◆ **Tarea**
Retoma el texto sobre el proceso independentista en Cataluña y sigue escribiéndolo a partir de su última frase.

◆ **Fragmento del texto**
Hace ahora un año parecía que el proceso independentista iniciado en Cataluña tenía dos víctimas principales: el conjunto de ciudadanos catalanes que no sienten como imperativo romper con su condición de españoles, ninguneados hasta el extravío por los paladines nacionalistas, y el sentido común. Cumplida la primera semana de este nuevo octubre insurgente, emerge la evidencia de que este proyecto supuestamente emancipador, que se va estructurando —y desestructurando— por el camino, ha sumado dos nuevas víctimas. Ante ellas, los urdidores e impulsores de la aventura parecen estar dispuestos a rendir cuentas exactamente igual que ante las otras: de ninguna manera.

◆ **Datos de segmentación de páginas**
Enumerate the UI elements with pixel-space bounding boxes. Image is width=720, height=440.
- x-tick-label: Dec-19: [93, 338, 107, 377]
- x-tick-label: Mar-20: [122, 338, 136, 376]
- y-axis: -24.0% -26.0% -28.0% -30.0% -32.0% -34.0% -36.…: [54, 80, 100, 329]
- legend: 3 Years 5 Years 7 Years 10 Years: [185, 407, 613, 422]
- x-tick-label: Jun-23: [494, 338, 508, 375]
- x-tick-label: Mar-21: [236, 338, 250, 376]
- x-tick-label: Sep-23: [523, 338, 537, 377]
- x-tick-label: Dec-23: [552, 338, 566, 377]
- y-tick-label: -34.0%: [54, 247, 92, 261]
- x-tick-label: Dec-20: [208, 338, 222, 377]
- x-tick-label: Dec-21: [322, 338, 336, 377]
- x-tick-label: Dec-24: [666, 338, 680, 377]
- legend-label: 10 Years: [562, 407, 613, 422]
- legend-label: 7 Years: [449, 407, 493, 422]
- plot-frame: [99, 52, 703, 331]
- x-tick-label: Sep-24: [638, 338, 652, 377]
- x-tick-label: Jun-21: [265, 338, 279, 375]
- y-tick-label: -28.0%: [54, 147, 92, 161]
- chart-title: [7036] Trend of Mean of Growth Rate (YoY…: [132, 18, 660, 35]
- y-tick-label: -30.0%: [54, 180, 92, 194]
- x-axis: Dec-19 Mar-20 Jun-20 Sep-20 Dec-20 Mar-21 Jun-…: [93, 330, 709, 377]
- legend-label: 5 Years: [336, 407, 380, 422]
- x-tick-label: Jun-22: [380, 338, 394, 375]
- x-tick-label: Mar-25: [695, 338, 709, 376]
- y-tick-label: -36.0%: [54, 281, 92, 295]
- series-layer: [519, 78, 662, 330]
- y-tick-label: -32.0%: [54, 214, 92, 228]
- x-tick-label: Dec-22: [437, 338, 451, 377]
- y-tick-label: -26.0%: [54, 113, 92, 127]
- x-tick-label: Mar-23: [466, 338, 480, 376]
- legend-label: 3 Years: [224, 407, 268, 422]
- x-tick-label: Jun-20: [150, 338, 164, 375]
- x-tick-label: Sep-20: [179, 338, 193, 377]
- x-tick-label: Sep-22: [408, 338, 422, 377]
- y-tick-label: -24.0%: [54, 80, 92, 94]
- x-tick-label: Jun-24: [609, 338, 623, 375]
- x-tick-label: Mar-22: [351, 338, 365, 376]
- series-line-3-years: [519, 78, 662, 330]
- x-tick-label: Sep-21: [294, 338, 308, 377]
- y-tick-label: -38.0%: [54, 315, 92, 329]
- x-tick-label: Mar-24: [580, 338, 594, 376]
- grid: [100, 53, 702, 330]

◆ **Resultado**
La primera víctima es una institución centenaria, formada por miles de profesionales con pundonor y por ello digna del respeto que no le han tenido los gobernantes que la dirigen: el cuerpo de los Mossos d’Esquadra. Ya las instrucciones que se les dio, de manera más o menos oblicua, el 1-O del año pasado, ponían la semilla del destrozo actual. Incitar a unos servidores de la ley a entender disponibles, al arbitrio del salvapatrias de turno, las leyes vigentes y las órdenes de los tribunales, es un torpedo dirigido a la línea de flotación de una autoridad, la de los funcionarios públicos policiales, que tiene su cimiento en el deber de emplear las armas, y con ellas la facultad de ejercer la fuerza coactiva del Estado, con sujeción estricta a derecho.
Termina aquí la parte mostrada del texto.